The listing must be reproduced in full, exactly as it stands.

__ENTRIES PROVIDED__:

§

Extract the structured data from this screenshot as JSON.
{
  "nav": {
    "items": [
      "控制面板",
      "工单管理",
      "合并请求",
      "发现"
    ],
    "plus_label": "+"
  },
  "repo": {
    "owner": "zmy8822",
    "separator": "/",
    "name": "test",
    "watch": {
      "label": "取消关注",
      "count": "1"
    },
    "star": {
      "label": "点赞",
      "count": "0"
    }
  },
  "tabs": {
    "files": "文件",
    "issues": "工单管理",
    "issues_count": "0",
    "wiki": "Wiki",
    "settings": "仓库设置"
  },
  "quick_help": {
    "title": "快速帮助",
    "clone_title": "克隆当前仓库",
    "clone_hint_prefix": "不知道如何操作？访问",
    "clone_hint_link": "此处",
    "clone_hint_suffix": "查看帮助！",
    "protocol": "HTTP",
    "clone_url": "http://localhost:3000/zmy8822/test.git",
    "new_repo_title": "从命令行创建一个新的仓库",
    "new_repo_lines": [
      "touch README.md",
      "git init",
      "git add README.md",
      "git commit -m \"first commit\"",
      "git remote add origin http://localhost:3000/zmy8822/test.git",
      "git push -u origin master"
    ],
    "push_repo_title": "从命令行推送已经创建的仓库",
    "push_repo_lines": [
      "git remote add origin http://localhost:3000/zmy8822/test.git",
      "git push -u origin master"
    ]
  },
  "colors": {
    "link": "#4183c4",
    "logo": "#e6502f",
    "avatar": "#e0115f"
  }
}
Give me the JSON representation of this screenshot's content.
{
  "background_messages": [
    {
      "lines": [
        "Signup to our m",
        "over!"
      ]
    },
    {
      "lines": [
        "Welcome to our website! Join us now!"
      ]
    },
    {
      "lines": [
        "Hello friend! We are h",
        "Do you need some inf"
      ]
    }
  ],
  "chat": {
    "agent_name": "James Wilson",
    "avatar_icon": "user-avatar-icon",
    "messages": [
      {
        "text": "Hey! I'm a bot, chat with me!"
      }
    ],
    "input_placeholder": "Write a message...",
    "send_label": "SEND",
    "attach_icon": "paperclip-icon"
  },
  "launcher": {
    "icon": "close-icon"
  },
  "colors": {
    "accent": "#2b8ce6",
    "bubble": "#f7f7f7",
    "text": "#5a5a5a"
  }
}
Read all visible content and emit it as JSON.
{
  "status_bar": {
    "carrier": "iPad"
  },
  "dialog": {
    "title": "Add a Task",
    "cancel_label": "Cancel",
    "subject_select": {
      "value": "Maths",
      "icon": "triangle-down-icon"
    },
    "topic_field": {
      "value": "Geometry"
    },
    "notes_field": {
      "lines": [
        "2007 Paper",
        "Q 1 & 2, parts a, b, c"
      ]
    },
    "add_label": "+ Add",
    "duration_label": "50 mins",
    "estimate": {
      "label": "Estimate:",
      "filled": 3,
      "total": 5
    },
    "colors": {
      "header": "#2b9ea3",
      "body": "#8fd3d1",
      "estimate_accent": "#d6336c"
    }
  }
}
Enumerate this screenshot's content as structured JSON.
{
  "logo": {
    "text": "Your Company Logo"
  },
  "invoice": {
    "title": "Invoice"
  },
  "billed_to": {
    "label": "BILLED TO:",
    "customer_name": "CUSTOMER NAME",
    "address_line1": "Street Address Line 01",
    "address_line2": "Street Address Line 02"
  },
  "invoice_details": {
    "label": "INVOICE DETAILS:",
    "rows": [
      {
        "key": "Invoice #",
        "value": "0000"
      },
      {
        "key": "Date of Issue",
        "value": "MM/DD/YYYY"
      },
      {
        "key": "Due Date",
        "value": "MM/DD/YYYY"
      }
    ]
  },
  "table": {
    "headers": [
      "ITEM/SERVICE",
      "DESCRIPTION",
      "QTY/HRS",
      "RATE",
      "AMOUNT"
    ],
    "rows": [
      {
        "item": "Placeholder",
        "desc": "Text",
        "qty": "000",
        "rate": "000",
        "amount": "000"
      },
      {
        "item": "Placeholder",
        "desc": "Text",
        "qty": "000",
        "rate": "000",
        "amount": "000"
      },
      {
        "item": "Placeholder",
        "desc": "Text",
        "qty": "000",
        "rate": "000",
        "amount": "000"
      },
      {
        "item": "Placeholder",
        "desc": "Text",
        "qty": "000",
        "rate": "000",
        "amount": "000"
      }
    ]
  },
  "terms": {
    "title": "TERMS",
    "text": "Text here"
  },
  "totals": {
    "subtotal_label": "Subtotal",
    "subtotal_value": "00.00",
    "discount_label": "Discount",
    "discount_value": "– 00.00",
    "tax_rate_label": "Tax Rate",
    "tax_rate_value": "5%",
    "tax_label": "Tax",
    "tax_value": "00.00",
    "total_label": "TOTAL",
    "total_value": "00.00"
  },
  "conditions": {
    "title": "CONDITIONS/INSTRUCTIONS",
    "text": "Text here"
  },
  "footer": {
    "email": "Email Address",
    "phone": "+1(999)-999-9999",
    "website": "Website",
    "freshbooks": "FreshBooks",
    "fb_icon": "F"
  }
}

§

__TASK RESPONSE__:
Extract the structured data from this screenshot as JSON.
{
  "nav": {
    "items": [
      "控制面板",
      "工单管理",
      "合并请求",
      "发现"
    ],
    "plus_label": "+"
  },
  "repo": {
    "owner": "zmy8822",
    "separator": "/",
    "name": "test",
    "watch": {
      "label": "取消关注",
      "count": "1"
    },
    "star": {
      "label": "点赞",
      "count": "0"
    }
  },
  "tabs": {
    "files": "文件",
    "issues": "工单管理",
    "issues_count": "0",
    "wiki": "Wiki",
    "settings": "仓库设置"
  },
  "quick_help": {
    "title": "快速帮助",
    "clone_title": "克隆当前仓库",
    "clone_hint_prefix": "不知道如何操作？访问",
    "clone_hint_link": "此处",
    "clone_hint_suffix": "查看帮助！",
    "protocol": "HTTP",
    "clone_url": "http://localhost:3000/zmy8822/test.git",
    "new_repo_title": "从命令行创建一个新的仓库",
    "new_repo_lines": [
      "touch README.md",
      "git init",
      "git add README.md",
      "git commit -m \"first commit\"",
      "git remote add origin http://localhost:3000/zmy8822/test.git",
      "git push -u origin master"
    ],
    "push_repo_title": "从命令行推送已经创建的仓库",
    "push_repo_lines": [
      "git remote add origin http://localhost:3000/zmy8822/test.git",
      "git push -u origin master"
    ]
  },
  "colors": {
    "link": "#4183c4",
    "logo": "#e6502f",
    "avatar": "#e0115f"
  }
}
Give me the JSON representation of this screenshot's content.
{
  "background_messages": [
    {
      "lines": [
        "Signup to our m",
        "over!"
      ]
    },
    {
      "lines": [
        "Welcome to our website! Join us now!"
      ]
    },
    {
      "lines": [
        "Hello friend! We are h",
        "Do you need some inf"
      ]
    }
  ],
  "chat": {
    "agent_name": "James Wilson",
    "avatar_icon": "user-avatar-icon",
    "messages": [
      {
        "text": "Hey! I'm a bot, chat with me!"
      }
    ],
    "input_placeholder": "Write a message...",
    "send_label": "SEND",
    "attach_icon": "paperclip-icon"
  },
  "launcher": {
    "icon": "close-icon"
  },
  "colors": {
    "accent": "#2b8ce6",
    "bubble": "#f7f7f7",
    "text": "#5a5a5a"
  }
}
Read all visible content and emit it as JSON.
{
  "status_bar": {
    "carrier": "iPad"
  },
  "dialog": {
    "title": "Add a Task",
    "cancel_label": "Cancel",
    "subject_select": {
      "value": "Maths",
      "icon": "triangle-down-icon"
    },
    "topic_field": {
      "value": "Geometry"
    },
    "notes_field": {
      "lines": [
        "2007 Paper",
        "Q 1 & 2, parts a, b, c"
      ]
    },
    "add_label": "+ Add",
    "duration_label": "50 mins",
    "estimate": {
      "label": "Estimate:",
      "filled": 3,
      "total": 5
    },
    "colors": {
      "header": "#2b9ea3",
      "body": "#8fd3d1",
      "estimate_accent": "#d6336c"
    }
  }
}
Enumerate this screenshot's content as structured JSON.
{
  "logo": {
    "text": "Your Company Logo"
  },
  "invoice": {
    "title": "Invoice"
  },
  "billed_to": {
    "label": "BILLED TO:",
    "customer_name": "CUSTOMER NAME",
    "address_line1": "Street Address Line 01",
    "address_line2": "Street Address Line 02"
  },
  "invoice_details": {
    "label": "INVOICE DETAILS:",
    "rows": [
      {
        "key": "Invoice #",
        "value": "0000"
      },
      {
        "key": "Date of Issue",
        "value": "MM/DD/YYYY"
      },
      {
        "key": "Due Date",
        "value": "MM/DD/YYYY"
      }
    ]
  },
  "table": {
    "headers": [
      "ITEM/SERVICE",
      "DESCRIPTION",
      "QTY/HRS",
      "RATE",
      "AMOUNT"
    ],
    "rows": [
      {
        "item": "Placeholder",
        "desc": "Text",
        "qty": "000",
        "rate": "000",
        "amount": "000"
      },
      {
        "item": "Placeholder",
        "desc": "Text",
        "qty": "000",
        "rate": "000",
        "amount": "000"
      },
      {
        "item": "Placeholder",
        "desc": "Text",
        "qty": "000",
        "rate": "000",
        "amount": "000"
      },
      {
        "item": "Placeholder",
        "desc": "Text",
        "qty": "000",
        "rate": "000",
        "amount": "000"
      }
    ]
  },
  "terms": {
    "title": "TERMS",
    "text": "Text here"
  },
  "totals": {
    "subtotal_label": "Subtotal",
    "subtotal_value": "00.00",
    "discount_label": "Discount",
    "discount_value": "– 00.00",
    "tax_rate_label": "Tax Rate",
    "tax_rate_value": "5%",
    "tax_label": "Tax",
    "tax_value": "00.00",
    "total_label": "TOTAL",
    "total_value": "00.00"
  },
  "conditions": {
    "title": "CONDITIONS/INSTRUCTIONS",
    "text": "Text here"
  },
  "footer": {
    "email": "Email Address",
    "phone": "+1(999)-999-9999",
    "website": "Website",
    "freshbooks": "FreshBooks",
    "fb_icon": "F"
  }
}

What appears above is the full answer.